Under this task are some entries; return every one of them exactly.

════

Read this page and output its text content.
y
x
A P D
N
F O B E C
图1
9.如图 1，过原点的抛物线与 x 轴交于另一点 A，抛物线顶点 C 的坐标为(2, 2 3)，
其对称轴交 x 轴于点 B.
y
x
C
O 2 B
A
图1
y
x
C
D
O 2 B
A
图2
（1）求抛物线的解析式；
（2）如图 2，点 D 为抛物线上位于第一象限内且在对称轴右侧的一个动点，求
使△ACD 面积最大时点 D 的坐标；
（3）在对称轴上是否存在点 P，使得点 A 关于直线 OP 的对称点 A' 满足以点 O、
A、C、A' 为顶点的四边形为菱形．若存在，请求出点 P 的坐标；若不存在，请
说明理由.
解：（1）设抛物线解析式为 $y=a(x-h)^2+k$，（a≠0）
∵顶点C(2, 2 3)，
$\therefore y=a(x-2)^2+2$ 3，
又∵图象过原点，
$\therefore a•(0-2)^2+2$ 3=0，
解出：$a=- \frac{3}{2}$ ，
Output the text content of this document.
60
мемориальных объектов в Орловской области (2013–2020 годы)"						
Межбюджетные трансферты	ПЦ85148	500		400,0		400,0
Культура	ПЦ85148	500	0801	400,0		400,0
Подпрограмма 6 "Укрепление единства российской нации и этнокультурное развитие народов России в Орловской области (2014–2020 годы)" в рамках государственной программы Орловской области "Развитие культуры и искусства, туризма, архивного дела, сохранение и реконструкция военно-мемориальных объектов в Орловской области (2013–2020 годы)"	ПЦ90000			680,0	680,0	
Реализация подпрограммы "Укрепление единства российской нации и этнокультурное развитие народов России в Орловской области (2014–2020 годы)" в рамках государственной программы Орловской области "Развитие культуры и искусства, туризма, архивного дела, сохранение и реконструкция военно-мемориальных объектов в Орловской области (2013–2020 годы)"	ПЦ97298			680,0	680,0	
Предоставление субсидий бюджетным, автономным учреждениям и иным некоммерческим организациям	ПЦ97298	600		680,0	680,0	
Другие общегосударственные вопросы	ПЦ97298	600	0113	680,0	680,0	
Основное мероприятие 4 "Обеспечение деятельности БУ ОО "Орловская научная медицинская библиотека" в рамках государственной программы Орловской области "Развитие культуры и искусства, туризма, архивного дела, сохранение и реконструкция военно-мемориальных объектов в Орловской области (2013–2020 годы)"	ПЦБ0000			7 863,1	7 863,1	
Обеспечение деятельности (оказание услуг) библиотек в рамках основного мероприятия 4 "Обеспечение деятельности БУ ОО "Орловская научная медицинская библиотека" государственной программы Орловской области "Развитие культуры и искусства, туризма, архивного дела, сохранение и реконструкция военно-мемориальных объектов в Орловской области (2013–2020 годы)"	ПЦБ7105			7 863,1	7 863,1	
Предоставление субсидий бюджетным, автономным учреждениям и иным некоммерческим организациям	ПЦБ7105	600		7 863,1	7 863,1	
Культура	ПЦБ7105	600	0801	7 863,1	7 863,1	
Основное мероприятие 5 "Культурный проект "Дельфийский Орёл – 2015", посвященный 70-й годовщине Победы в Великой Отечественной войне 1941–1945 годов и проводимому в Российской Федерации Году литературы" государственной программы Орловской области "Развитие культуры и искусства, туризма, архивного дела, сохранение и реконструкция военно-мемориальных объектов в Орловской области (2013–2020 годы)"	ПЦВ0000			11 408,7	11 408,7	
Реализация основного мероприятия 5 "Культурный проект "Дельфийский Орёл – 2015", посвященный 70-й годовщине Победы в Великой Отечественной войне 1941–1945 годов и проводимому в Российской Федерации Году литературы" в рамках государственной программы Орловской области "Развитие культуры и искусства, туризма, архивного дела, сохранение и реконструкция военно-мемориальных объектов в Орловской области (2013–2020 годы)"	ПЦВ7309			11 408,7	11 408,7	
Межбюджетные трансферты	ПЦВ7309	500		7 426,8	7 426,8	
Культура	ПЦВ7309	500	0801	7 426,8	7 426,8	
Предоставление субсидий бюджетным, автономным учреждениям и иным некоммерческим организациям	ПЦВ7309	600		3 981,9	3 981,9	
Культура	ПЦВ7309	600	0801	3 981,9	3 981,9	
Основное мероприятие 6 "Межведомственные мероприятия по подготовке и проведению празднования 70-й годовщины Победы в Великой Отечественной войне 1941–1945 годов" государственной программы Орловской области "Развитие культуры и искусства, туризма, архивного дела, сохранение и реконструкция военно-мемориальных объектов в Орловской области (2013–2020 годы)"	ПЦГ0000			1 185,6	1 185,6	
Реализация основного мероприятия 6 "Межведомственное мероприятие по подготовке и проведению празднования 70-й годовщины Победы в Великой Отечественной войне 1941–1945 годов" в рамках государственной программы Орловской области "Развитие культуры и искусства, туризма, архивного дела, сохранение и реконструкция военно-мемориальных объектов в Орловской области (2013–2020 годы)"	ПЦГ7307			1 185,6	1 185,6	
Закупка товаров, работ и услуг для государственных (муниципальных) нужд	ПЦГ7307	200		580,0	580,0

════

» **Written answer**
Read this page and output its text content.
y
x
A P D
N
F O B E C
图1
9.如图 1，过原点的抛物线与 x 轴交于另一点 A，抛物线顶点 C 的坐标为(2, 2 3)，
其对称轴交 x 轴于点 B.
y
x
C
O 2 B
A
图1
y
x
C
D
O 2 B
A
图2
（1）求抛物线的解析式；
（2）如图 2，点 D 为抛物线上位于第一象限内且在对称轴右侧的一个动点，求
使△ACD 面积最大时点 D 的坐标；
（3）在对称轴上是否存在点 P，使得点 A 关于直线 OP 的对称点 A' 满足以点 O、
A、C、A' 为顶点的四边形为菱形．若存在，请求出点 P 的坐标；若不存在，请
说明理由.
解：（1）设抛物线解析式为 $y=a(x-h)^2+k$，（a≠0）
∵顶点C(2, 2 3)，
$\therefore y=a(x-2)^2+2$ 3，
又∵图象过原点，
$\therefore a•(0-2)^2+2$ 3=0，
解出：$a=- \frac{3}{2}$ ，
Output the text content of this document.
60
мемориальных объектов в Орловской области (2013–2020 годы)"						
Межбюджетные трансферты	ПЦ85148	500		400,0		400,0
Культура	ПЦ85148	500	0801	400,0		400,0
Подпрограмма 6 "Укрепление единства российской нации и этнокультурное развитие народов России в Орловской области (2014–2020 годы)" в рамках государственной программы Орловской области "Развитие культуры и искусства, туризма, архивного дела, сохранение и реконструкция военно-мемориальных объектов в Орловской области (2013–2020 годы)"	ПЦ90000			680,0	680,0	
Реализация подпрограммы "Укрепление единства российской нации и этнокультурное развитие народов России в Орловской области (2014–2020 годы)" в рамках государственной программы Орловской области "Развитие культуры и искусства, туризма, архивного дела, сохранение и реконструкция военно-мемориальных объектов в Орловской области (2013–2020 годы)"	ПЦ97298			680,0	680,0	
Предоставление субсидий бюджетным, автономным учреждениям и иным некоммерческим организациям	ПЦ97298	600		680,0	680,0	
Другие общегосударственные вопросы	ПЦ97298	600	0113	680,0	680,0	
Основное мероприятие 4 "Обеспечение деятельности БУ ОО "Орловская научная медицинская библиотека" в рамках государственной программы Орловской области "Развитие культуры и искусства, туризма, архивного дела, сохранение и реконструкция военно-мемориальных объектов в Орловской области (2013–2020 годы)"	ПЦБ0000			7 863,1	7 863,1	
Обеспечение деятельности (оказание услуг) библиотек в рамках основного мероприятия 4 "Обеспечение деятельности БУ ОО "Орловская научная медицинская библиотека" государственной программы Орловской области "Развитие культуры и искусства, туризма, архивного дела, сохранение и реконструкция военно-мемориальных объектов в Орловской области (2013–2020 годы)"	ПЦБ7105			7 863,1	7 863,1	
Предоставление субсидий бюджетным, автономным учреждениям и иным некоммерческим организациям	ПЦБ7105	600		7 863,1	7 863,1	
Культура	ПЦБ7105	600	0801	7 863,1	7 863,1	
Основное мероприятие 5 "Культурный проект "Дельфийский Орёл – 2015", посвященный 70-й годовщине Победы в Великой Отечественной войне 1941–1945 годов и проводимому в Российской Федерации Году литературы" государственной программы Орловской области "Развитие культуры и искусства, туризма, архивного дела, сохранение и реконструкция военно-мемориальных объектов в Орловской области (2013–2020 годы)"	ПЦВ0000			11 408,7	11 408,7	
Реализация основного мероприятия 5 "Культурный проект "Дельфийский Орёл – 2015", посвященный 70-й годовщине Победы в Великой Отечественной войне 1941–1945 годов и проводимому в Российской Федерации Году литературы" в рамках государственной программы Орловской области "Развитие культуры и искусства, туризма, архивного дела, сохранение и реконструкция военно-мемориальных объектов в Орловской области (2013–2020 годы)"	ПЦВ7309			11 408,7	11 408,7	
Межбюджетные трансферты	ПЦВ7309	500		7 426,8	7 426,8	
Культура	ПЦВ7309	500	0801	7 426,8	7 426,8	
Предоставление субсидий бюджетным, автономным учреждениям и иным некоммерческим организациям	ПЦВ7309	600		3 981,9	3 981,9	
Культура	ПЦВ7309	600	0801	3 981,9	3 981,9	
Основное мероприятие 6 "Межведомственные мероприятия по подготовке и проведению празднования 70-й годовщины Победы в Великой Отечественной войне 1941–1945 годов" государственной программы Орловской области "Развитие культуры и искусства, туризма, архивного дела, сохранение и реконструкция военно-мемориальных объектов в Орловской области (2013–2020 годы)"	ПЦГ0000			1 185,6	1 185,6	
Реализация основного мероприятия 6 "Межведомственное мероприятие по подготовке и проведению празднования 70-й годовщины Победы в Великой Отечественной войне 1941–1945 годов" в рамках государственной программы Орловской области "Развитие культуры и искусства, туризма, архивного дела, сохранение и реконструкция военно-мемориальных объектов в Орловской области (2013–2020 годы)"	ПЦГ7307			1 185,6	1 185,6	
Закупка товаров, работ и услуг для государственных (муниципальных) нужд	ПЦГ7307	200		580,0	580,0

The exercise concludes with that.